__EXCERPTED TEXT__
━━━━━━━━━━

A private equity-backed deal led by Bay Area exec Anant Gupta aims to revive Rentrak as the single, trusted handler of all theatrical grosses
For decades, Hollywood studio execs, directors, agents and talent have kept up a Sunday ritual: checking box office grosses. Those numbers, which dribble out over the weekend and are sometimes strategically leaked to show momentum (or, in some cases, flops-in-waiting), form the backbone of the entertainment industry’s narrative-driving machine.
Streaming numbers are in their relative infancy and TV ratings are now dissected with multiplatform caveats. But around town people still like to argue about box office grosses, even in a fast-changing, disrupted media landscape.
The Rentrak revival
Anant Gupta, a Bay Area private equity exec who launched an investment firm titled Advaya Capital, inked a deal with Comscore in May to buy that box office data unit and spin it off into its own firm that will take the name of Rentrak. He brought aboard ex-Rentrak vet Chris Aronson, who has run distribution for Paramount and Fox, to join the board of advisors for the firm, which counts 200 employees globally.
The deal unwinds a big merger ten years ago and restores the Rentrak name, which box office insiders will be familiar with.
Why the deal happened
“What we found was a gold standard data set that provides this box office data across the industry to every part of the ecosystem and that has been a very small part of a larger enterprise within Comscore and has had to compete for resources within that broader enterprise,” Gupta told The Hollywood Reporter.
Aronson added: “I don’t think the movies’ division kept up with times, shall we say.”

━━━━━━━━━━

__STORED RECORDS__

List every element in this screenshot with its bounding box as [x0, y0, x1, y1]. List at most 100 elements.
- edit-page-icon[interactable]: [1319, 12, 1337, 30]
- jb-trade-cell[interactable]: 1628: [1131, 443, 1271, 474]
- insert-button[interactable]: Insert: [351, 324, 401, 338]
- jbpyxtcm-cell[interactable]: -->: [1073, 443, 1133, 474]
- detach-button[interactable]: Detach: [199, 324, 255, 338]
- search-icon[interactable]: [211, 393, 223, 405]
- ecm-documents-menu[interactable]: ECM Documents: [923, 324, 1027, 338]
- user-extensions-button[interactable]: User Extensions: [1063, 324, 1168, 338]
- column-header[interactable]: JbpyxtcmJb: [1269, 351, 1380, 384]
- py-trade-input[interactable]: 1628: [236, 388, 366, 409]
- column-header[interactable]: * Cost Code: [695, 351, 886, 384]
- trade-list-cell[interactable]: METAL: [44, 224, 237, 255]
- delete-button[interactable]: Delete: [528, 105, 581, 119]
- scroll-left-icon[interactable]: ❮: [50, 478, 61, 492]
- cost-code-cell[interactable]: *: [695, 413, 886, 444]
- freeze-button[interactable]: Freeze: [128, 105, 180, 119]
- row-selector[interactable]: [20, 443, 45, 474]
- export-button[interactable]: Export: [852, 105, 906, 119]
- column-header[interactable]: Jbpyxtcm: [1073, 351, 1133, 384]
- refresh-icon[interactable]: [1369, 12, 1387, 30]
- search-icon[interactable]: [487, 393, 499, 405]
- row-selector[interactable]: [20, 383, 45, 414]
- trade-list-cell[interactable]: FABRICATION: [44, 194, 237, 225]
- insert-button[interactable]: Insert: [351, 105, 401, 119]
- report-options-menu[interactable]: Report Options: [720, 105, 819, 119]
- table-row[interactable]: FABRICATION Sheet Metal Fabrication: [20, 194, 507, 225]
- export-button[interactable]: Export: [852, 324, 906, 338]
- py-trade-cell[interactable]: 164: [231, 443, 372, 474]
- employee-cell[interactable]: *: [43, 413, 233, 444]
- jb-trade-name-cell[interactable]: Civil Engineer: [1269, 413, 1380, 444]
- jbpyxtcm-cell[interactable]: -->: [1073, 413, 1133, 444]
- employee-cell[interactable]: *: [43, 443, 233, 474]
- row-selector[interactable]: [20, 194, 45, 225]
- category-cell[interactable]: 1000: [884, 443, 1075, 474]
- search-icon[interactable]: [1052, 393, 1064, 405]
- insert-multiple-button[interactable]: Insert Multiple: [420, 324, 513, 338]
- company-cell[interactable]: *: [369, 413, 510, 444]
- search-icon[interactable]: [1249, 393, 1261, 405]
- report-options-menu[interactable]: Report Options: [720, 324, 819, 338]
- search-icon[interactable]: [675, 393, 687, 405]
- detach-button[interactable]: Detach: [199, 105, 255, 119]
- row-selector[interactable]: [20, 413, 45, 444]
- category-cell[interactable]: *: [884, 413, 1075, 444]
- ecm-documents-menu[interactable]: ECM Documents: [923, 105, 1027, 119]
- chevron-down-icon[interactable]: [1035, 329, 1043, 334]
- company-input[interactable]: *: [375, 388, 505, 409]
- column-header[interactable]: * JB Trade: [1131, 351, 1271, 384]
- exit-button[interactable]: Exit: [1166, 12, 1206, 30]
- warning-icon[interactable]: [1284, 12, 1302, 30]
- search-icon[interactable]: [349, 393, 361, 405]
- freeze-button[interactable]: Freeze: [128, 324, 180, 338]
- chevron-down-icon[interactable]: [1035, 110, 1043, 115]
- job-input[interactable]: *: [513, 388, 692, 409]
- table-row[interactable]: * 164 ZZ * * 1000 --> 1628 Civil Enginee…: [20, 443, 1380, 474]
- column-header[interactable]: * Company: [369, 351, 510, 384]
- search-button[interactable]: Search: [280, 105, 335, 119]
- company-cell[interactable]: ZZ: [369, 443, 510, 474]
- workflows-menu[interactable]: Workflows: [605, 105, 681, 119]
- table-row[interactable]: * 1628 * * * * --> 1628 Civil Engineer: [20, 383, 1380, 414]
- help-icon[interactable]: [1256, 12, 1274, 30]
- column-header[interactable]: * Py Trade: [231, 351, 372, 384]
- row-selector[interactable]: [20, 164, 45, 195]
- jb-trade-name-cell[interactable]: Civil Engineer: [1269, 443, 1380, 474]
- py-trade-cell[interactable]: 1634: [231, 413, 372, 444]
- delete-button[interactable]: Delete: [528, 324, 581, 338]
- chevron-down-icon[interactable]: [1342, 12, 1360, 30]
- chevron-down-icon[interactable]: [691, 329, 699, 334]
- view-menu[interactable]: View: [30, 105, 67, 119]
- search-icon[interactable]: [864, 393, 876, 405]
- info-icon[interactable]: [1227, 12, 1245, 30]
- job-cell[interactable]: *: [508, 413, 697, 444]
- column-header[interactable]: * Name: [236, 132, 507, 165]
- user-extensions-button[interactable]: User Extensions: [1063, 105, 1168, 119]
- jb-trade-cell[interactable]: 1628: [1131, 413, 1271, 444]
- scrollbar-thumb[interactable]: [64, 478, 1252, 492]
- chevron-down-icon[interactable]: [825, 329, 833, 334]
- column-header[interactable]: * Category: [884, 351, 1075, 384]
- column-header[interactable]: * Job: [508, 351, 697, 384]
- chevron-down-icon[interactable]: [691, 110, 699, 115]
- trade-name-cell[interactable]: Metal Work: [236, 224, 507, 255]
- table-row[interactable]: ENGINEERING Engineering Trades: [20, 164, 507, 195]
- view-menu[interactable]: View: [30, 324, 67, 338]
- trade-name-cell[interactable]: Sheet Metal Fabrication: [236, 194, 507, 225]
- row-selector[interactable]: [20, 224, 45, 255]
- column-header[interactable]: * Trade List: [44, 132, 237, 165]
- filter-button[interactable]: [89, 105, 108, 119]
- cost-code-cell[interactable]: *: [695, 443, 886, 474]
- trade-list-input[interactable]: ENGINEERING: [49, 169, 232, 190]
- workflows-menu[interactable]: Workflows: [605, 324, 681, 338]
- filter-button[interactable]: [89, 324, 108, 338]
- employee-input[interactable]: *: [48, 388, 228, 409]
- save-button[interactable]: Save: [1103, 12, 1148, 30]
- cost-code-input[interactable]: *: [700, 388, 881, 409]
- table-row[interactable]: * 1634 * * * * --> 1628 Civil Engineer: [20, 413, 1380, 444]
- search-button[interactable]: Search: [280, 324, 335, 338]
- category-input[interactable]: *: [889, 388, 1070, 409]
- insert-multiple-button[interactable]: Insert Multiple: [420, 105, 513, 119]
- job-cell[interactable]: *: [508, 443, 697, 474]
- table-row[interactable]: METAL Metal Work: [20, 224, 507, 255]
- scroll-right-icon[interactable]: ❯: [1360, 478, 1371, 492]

━━━━━━━━━━

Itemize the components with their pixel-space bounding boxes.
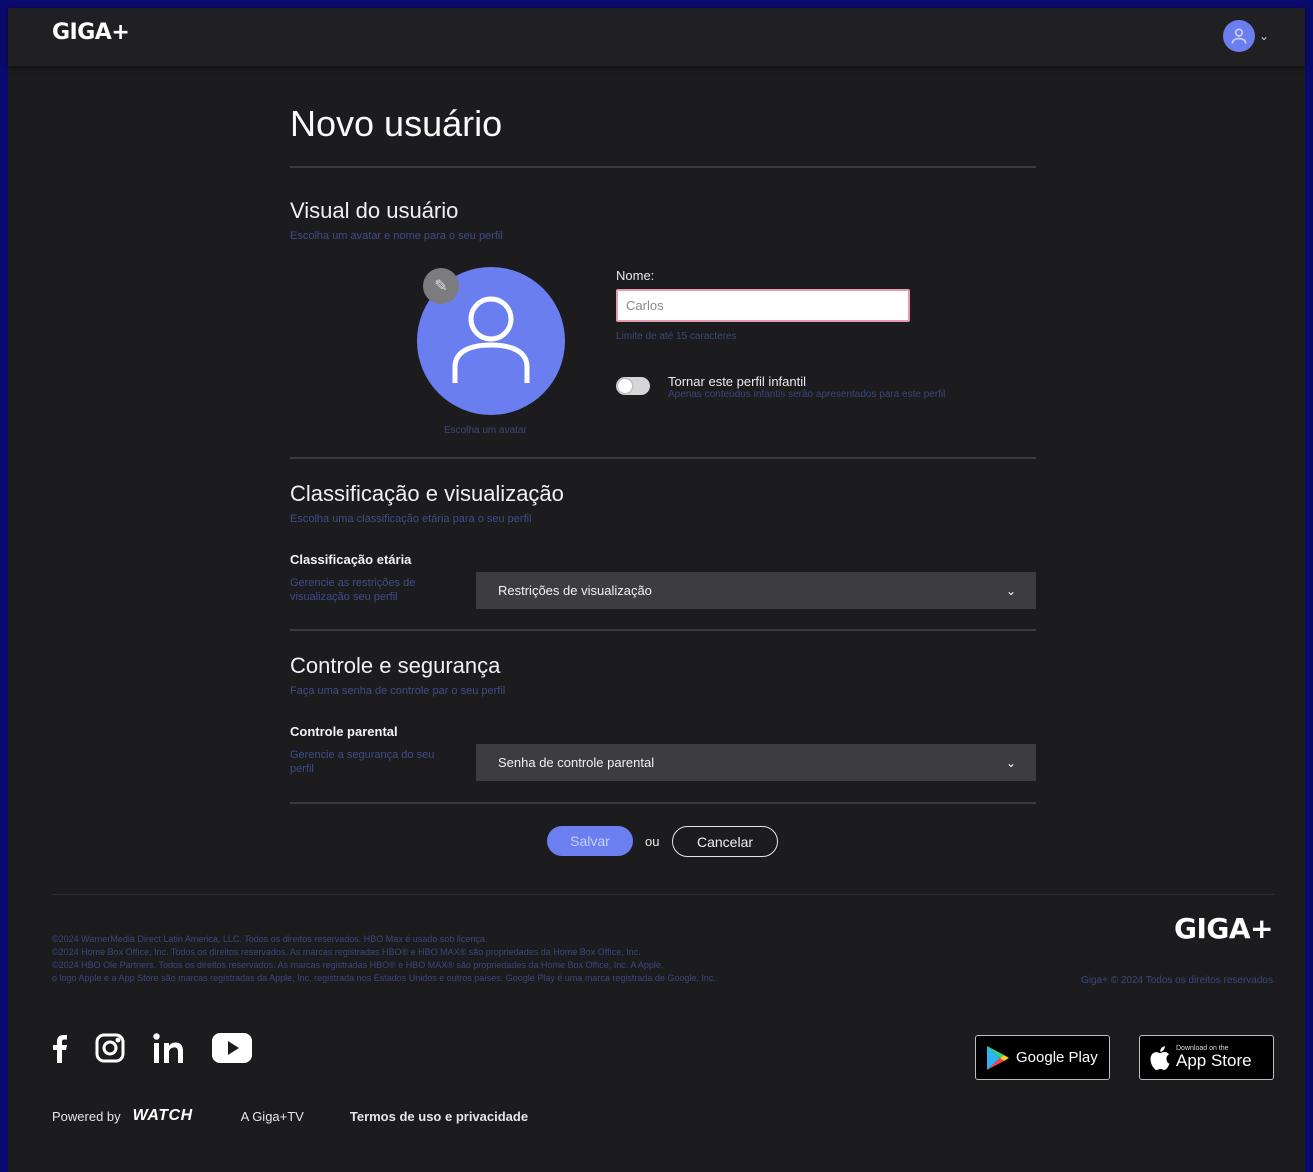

━━━━━━━━━━

__WHAT YOU WILL DO__
From the Rentrak article above, reproduce word for word the passage starting at "Streaming numbers are" and ending at "200 employees globally.".

__OUTPUT OF THE EXERCISE__
Streaming numbers are in their relative infancy and TV ratings are now dissected with multiplatform caveats. But around town people still like to argue about box office grosses, even in a fast-changing, disrupted media landscape.
The Rentrak revival
Anant Gupta, a Bay Area private equity exec who launched an investment firm titled Advaya Capital, inked a deal with Comscore in May to buy that box office data unit and spin it off into its own firm that will take the name of Rentrak. He brought aboard ex-Rentrak vet Chris Aronson, who has run distribution for Paramount and Fox, to join the board of advisors for the firm, which counts 200 employees globally.